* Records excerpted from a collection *
++++

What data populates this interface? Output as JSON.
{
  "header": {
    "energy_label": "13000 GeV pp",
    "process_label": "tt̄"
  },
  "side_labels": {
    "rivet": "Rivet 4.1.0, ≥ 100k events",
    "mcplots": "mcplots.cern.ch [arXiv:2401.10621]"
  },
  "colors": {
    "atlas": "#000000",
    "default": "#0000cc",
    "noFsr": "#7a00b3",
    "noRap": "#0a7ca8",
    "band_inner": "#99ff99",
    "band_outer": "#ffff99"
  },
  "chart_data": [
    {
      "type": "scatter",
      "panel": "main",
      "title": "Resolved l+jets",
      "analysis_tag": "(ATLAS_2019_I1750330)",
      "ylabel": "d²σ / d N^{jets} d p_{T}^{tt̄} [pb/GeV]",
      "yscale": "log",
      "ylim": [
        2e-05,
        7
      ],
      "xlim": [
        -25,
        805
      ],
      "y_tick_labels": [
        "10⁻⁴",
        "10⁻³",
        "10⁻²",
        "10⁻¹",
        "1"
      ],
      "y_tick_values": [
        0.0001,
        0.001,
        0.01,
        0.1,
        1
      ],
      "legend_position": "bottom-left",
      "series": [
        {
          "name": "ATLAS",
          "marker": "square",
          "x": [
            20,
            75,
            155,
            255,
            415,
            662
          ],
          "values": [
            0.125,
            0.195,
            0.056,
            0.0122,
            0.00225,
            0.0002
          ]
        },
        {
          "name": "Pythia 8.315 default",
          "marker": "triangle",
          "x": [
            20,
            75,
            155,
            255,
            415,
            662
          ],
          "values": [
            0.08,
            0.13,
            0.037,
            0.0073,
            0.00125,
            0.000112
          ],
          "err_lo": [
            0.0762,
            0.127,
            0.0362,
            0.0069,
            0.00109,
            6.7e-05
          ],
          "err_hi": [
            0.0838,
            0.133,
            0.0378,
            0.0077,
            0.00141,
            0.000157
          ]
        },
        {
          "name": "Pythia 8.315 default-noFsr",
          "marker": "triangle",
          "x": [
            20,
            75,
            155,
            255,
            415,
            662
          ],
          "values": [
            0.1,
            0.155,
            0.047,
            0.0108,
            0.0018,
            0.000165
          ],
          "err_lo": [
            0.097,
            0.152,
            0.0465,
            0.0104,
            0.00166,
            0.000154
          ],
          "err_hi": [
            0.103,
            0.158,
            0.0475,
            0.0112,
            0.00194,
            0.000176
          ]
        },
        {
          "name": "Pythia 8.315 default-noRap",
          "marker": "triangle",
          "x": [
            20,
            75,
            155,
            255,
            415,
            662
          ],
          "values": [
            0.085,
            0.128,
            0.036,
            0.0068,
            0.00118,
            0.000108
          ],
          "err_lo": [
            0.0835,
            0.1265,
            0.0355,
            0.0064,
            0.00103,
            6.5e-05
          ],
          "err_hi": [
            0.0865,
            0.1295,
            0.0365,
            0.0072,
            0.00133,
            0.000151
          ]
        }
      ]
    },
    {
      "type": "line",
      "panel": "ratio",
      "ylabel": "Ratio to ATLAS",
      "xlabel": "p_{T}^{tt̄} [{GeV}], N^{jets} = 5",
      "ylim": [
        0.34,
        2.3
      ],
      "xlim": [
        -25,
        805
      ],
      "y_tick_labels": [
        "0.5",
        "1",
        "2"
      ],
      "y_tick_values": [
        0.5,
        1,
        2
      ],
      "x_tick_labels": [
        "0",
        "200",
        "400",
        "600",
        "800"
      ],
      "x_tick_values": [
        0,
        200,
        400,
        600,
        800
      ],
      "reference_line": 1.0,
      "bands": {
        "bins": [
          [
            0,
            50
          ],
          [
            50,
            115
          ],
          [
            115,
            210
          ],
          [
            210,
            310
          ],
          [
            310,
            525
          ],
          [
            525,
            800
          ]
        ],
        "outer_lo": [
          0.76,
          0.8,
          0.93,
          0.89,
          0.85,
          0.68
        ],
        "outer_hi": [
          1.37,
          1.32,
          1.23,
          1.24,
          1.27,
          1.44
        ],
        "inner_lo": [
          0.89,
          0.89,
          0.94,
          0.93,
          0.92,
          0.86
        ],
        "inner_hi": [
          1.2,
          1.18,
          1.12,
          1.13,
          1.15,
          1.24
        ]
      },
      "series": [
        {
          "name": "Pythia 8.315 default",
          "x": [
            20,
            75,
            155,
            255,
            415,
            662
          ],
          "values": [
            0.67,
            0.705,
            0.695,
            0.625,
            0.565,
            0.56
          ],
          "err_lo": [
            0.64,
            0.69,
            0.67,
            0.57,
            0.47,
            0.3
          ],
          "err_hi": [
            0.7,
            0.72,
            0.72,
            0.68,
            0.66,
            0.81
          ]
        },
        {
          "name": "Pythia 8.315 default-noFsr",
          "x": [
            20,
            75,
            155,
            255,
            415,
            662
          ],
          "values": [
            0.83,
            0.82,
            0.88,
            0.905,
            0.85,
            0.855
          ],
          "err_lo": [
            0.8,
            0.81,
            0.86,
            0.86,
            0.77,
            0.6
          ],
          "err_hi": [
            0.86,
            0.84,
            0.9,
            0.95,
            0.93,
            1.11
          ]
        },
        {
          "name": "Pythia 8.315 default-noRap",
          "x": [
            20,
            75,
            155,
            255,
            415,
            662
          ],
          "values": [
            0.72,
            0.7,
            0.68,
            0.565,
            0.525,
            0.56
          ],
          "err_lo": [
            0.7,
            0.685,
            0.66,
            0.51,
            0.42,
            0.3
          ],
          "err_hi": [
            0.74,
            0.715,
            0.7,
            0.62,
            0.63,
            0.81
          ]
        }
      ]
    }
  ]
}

++++

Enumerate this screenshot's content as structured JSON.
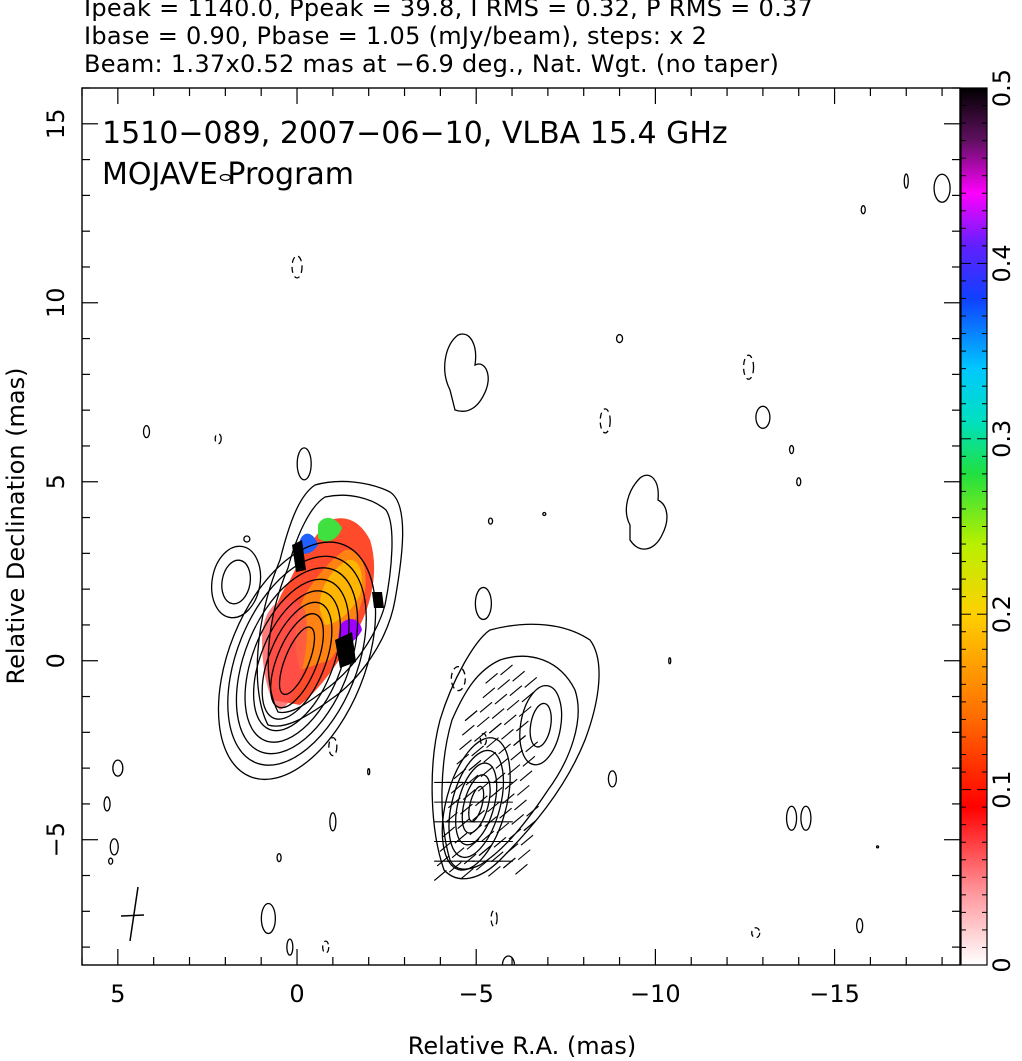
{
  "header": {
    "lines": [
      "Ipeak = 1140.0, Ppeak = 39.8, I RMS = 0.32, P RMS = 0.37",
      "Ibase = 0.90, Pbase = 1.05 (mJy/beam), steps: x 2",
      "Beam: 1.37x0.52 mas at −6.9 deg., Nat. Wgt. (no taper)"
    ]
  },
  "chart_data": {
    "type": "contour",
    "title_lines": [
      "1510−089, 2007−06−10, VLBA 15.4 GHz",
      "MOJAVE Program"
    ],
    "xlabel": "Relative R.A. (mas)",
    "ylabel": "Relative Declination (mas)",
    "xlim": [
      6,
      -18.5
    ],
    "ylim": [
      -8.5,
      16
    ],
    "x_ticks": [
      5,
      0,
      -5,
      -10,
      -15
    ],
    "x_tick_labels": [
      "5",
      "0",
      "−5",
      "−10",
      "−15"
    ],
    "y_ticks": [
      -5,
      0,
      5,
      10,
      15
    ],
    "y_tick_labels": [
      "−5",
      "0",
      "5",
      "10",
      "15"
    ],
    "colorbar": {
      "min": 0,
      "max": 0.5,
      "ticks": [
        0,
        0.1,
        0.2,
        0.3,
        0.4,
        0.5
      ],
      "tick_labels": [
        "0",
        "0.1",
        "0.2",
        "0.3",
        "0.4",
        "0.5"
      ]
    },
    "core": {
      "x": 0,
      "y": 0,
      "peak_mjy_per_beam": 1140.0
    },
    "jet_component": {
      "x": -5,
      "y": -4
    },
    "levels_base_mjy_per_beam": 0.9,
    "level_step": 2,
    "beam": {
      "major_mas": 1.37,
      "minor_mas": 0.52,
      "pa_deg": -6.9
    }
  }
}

++++

Only lines that contain the word "this" are wanted; copy each of them.

* Answer to the problem *
What data populates this interface? Output as JSON.
Enumerate this screenshot's content as structured JSON.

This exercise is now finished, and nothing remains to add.